Written request:
Extract each line of the material that follows exactly and omit its pictures.

Exercise input:

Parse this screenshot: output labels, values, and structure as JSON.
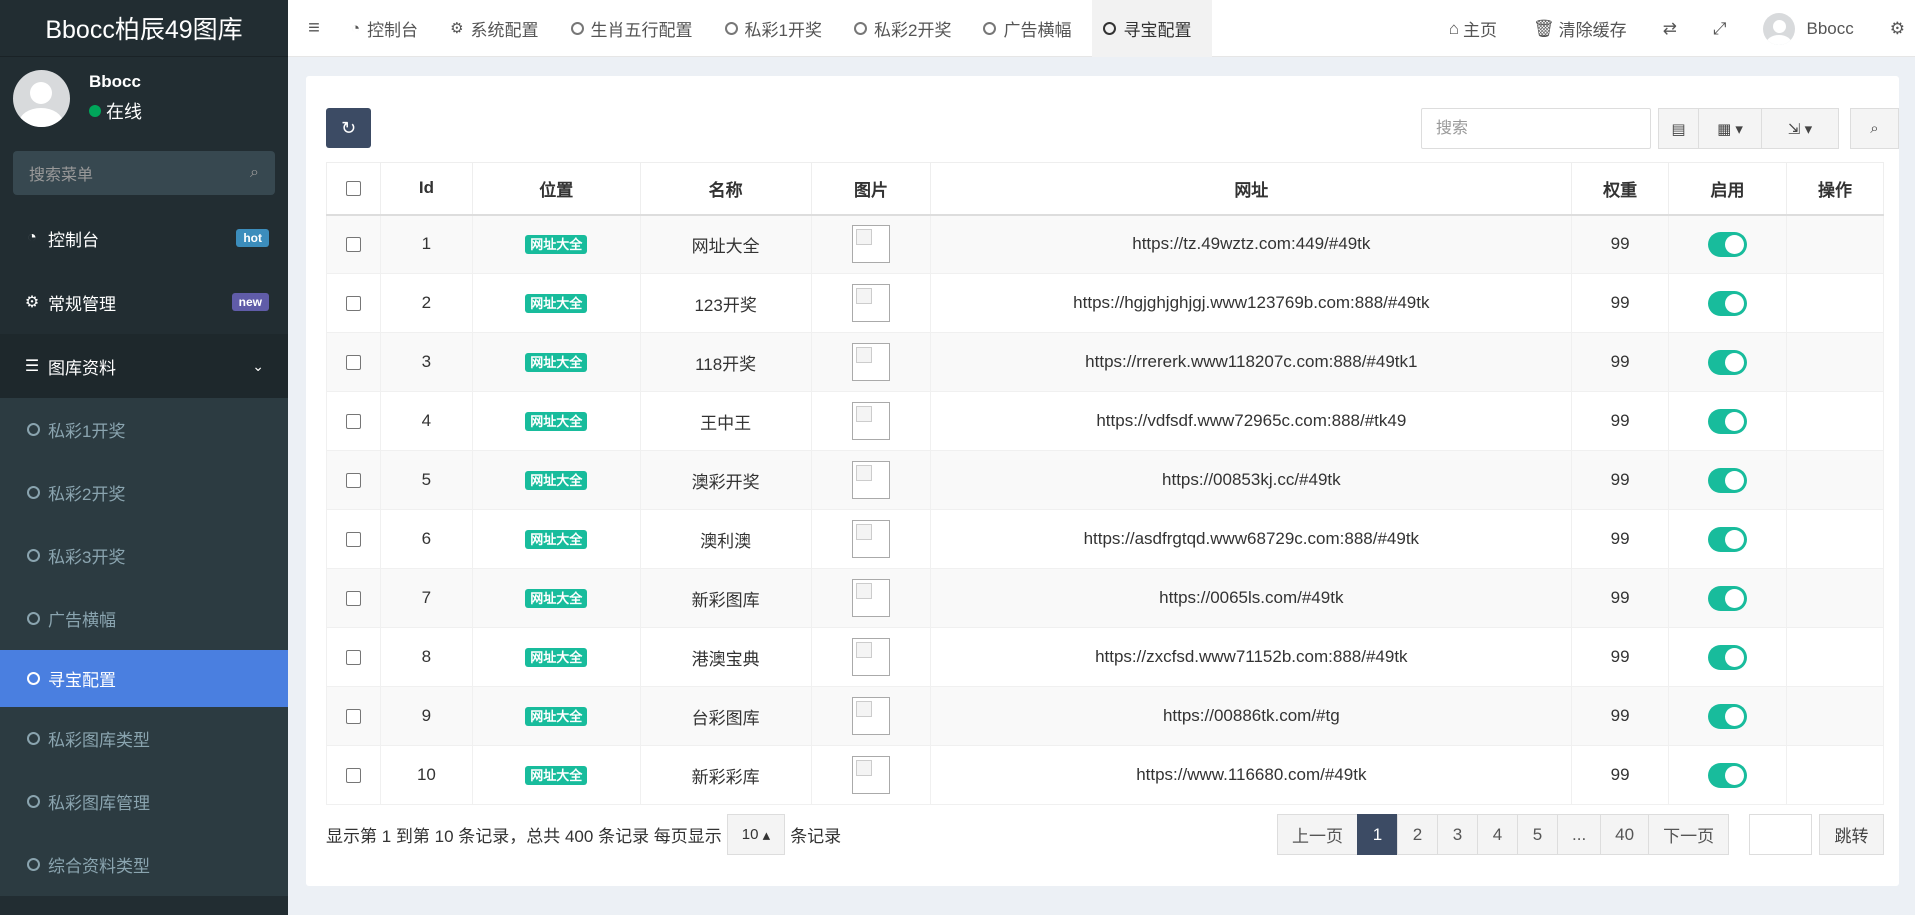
{
  "app": {
    "brand": "Bbocc柏辰49图库"
  },
  "user": {
    "name": "Bbocc",
    "status": "在线"
  },
  "sidebar": {
    "search_placeholder": "搜索菜单",
    "items": [
      {
        "label": "控制台",
        "icon": "dashboard-icon",
        "badge": "hot",
        "badge_color": "#3c8dbc"
      },
      {
        "label": "常规管理",
        "icon": "cogs-icon",
        "badge": "new",
        "badge_color": "#605ca8"
      },
      {
        "label": "图库资料",
        "icon": "list-icon"
      }
    ],
    "sub_items": [
      "私彩1开奖",
      "私彩2开奖",
      "私彩3开奖",
      "广告横幅",
      "寻宝配置",
      "私彩图库类型",
      "私彩图库管理",
      "综合资料类型"
    ],
    "active_sub": "寻宝配置"
  },
  "topbar": {
    "tabs": [
      {
        "label": "控制台",
        "icon": "dashboard-icon"
      },
      {
        "label": "系统配置",
        "icon": "gear-icon"
      },
      {
        "label": "生肖五行配置",
        "icon": "circle-icon"
      },
      {
        "label": "私彩1开奖",
        "icon": "circle-icon"
      },
      {
        "label": "私彩2开奖",
        "icon": "circle-icon"
      },
      {
        "label": "广告横幅",
        "icon": "circle-icon"
      },
      {
        "label": "寻宝配置",
        "icon": "circle-icon",
        "active": true
      }
    ],
    "home_label": "主页",
    "clear_cache_label": "清除缓存",
    "user_name": "Bbocc"
  },
  "toolbar": {
    "search_placeholder": "搜索"
  },
  "table": {
    "columns": [
      "Id",
      "位置",
      "名称",
      "图片",
      "网址",
      "权重",
      "启用",
      "操作"
    ],
    "rows": [
      {
        "id": "1",
        "position": "网址大全",
        "name": "网址大全",
        "url": "https://tz.49wztz.com:449/#49tk",
        "weight": "99",
        "enabled": true
      },
      {
        "id": "2",
        "position": "网址大全",
        "name": "123开奖",
        "url": "https://hgjghjghjgj.www123769b.com:888/#49tk",
        "weight": "99",
        "enabled": true
      },
      {
        "id": "3",
        "position": "网址大全",
        "name": "118开奖",
        "url": "https://rrererk.www118207c.com:888/#49tk1",
        "weight": "99",
        "enabled": true
      },
      {
        "id": "4",
        "position": "网址大全",
        "name": "王中王",
        "url": "https://vdfsdf.www72965c.com:888/#tk49",
        "weight": "99",
        "enabled": true
      },
      {
        "id": "5",
        "position": "网址大全",
        "name": "澳彩开奖",
        "url": "https://00853kj.cc/#49tk",
        "weight": "99",
        "enabled": true
      },
      {
        "id": "6",
        "position": "网址大全",
        "name": "澳利澳",
        "url": "https://asdfrgtqd.www68729c.com:888/#49tk",
        "weight": "99",
        "enabled": true
      },
      {
        "id": "7",
        "position": "网址大全",
        "name": "新彩图库",
        "url": "https://0065ls.com/#49tk",
        "weight": "99",
        "enabled": true
      },
      {
        "id": "8",
        "position": "网址大全",
        "name": "港澳宝典",
        "url": "https://zxcfsd.www71152b.com:888/#49tk",
        "weight": "99",
        "enabled": true
      },
      {
        "id": "9",
        "position": "网址大全",
        "name": "台彩图库",
        "url": "https://00886tk.com/#tg",
        "weight": "99",
        "enabled": true
      },
      {
        "id": "10",
        "position": "网址大全",
        "name": "新彩彩库",
        "url": "https://www.116680.com/#49tk",
        "weight": "99",
        "enabled": true
      }
    ]
  },
  "footer": {
    "info_prefix": "显示第 1 到第 10 条记录，总共 400 条记录 每页显示",
    "page_size": "10",
    "info_suffix": "条记录",
    "prev_label": "上一页",
    "next_label": "下一页",
    "pages": [
      "1",
      "2",
      "3",
      "4",
      "5",
      "...",
      "40"
    ],
    "current_page": "1",
    "jump_label": "跳转"
  },
  "colors": {
    "accent": "#4a7fe0",
    "success": "#18bc9c",
    "sidebar_bg": "#222d32",
    "primary_btn": "#3c4b64"
  }
}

Written answer:
Parse this screenshot: output labels, values, and structure as JSON.
{
  "app": {
    "brand": "Bbocc柏辰49图库"
  },
  "user": {
    "name": "Bbocc",
    "status": "在线"
  },
  "sidebar": {
    "search_placeholder": "搜索菜单",
    "items": [
      {
        "label": "控制台",
        "icon": "dashboard-icon",
        "badge": "hot",
        "badge_color": "#3c8dbc"
      },
      {
        "label": "常规管理",
        "icon": "cogs-icon",
        "badge": "new",
        "badge_color": "#605ca8"
      },
      {
        "label": "图库资料",
        "icon": "list-icon"
      }
    ],
    "sub_items": [
      "私彩1开奖",
      "私彩2开奖",
      "私彩3开奖",
      "广告横幅",
      "寻宝配置",
      "私彩图库类型",
      "私彩图库管理",
      "综合资料类型"
    ],
    "active_sub": "寻宝配置"
  },
  "topbar": {
    "tabs": [
      {
        "label": "控制台",
        "icon": "dashboard-icon"
      },
      {
        "label": "系统配置",
        "icon": "gear-icon"
      },
      {
        "label": "生肖五行配置",
        "icon": "circle-icon"
      },
      {
        "label": "私彩1开奖",
        "icon": "circle-icon"
      },
      {
        "label": "私彩2开奖",
        "icon": "circle-icon"
      },
      {
        "label": "广告横幅",
        "icon": "circle-icon"
      },
      {
        "label": "寻宝配置",
        "icon": "circle-icon",
        "active": true
      }
    ],
    "home_label": "主页",
    "clear_cache_label": "清除缓存",
    "user_name": "Bbocc"
  },
  "toolbar": {
    "search_placeholder": "搜索"
  },
  "table": {
    "columns": [
      "Id",
      "位置",
      "名称",
      "图片",
      "网址",
      "权重",
      "启用",
      "操作"
    ],
    "rows": [
      {
        "id": "1",
        "position": "网址大全",
        "name": "网址大全",
        "url": "https://tz.49wztz.com:449/#49tk",
        "weight": "99",
        "enabled": true
      },
      {
        "id": "2",
        "position": "网址大全",
        "name": "123开奖",
        "url": "https://hgjghjghjgj.www123769b.com:888/#49tk",
        "weight": "99",
        "enabled": true
      },
      {
        "id": "3",
        "position": "网址大全",
        "name": "118开奖",
        "url": "https://rrererk.www118207c.com:888/#49tk1",
        "weight": "99",
        "enabled": true
      },
      {
        "id": "4",
        "position": "网址大全",
        "name": "王中王",
        "url": "https://vdfsdf.www72965c.com:888/#tk49",
        "weight": "99",
        "enabled": true
      },
      {
        "id": "5",
        "position": "网址大全",
        "name": "澳彩开奖",
        "url": "https://00853kj.cc/#49tk",
        "weight": "99",
        "enabled": true
      },
      {
        "id": "6",
        "position": "网址大全",
        "name": "澳利澳",
        "url": "https://asdfrgtqd.www68729c.com:888/#49tk",
        "weight": "99",
        "enabled": true
      },
      {
        "id": "7",
        "position": "网址大全",
        "name": "新彩图库",
        "url": "https://0065ls.com/#49tk",
        "weight": "99",
        "enabled": true
      },
      {
        "id": "8",
        "position": "网址大全",
        "name": "港澳宝典",
        "url": "https://zxcfsd.www71152b.com:888/#49tk",
        "weight": "99",
        "enabled": true
      },
      {
        "id": "9",
        "position": "网址大全",
        "name": "台彩图库",
        "url": "https://00886tk.com/#tg",
        "weight": "99",
        "enabled": true
      },
      {
        "id": "10",
        "position": "网址大全",
        "name": "新彩彩库",
        "url": "https://www.116680.com/#49tk",
        "weight": "99",
        "enabled": true
      }
    ]
  },
  "footer": {
    "info_prefix": "显示第 1 到第 10 条记录，总共 400 条记录 每页显示",
    "page_size": "10",
    "info_suffix": "条记录",
    "prev_label": "上一页",
    "next_label": "下一页",
    "pages": [
      "1",
      "2",
      "3",
      "4",
      "5",
      "...",
      "40"
    ],
    "current_page": "1",
    "jump_label": "跳转"
  },
  "colors": {
    "accent": "#4a7fe0",
    "success": "#18bc9c",
    "sidebar_bg": "#222d32",
    "primary_btn": "#3c4b64"
  }
}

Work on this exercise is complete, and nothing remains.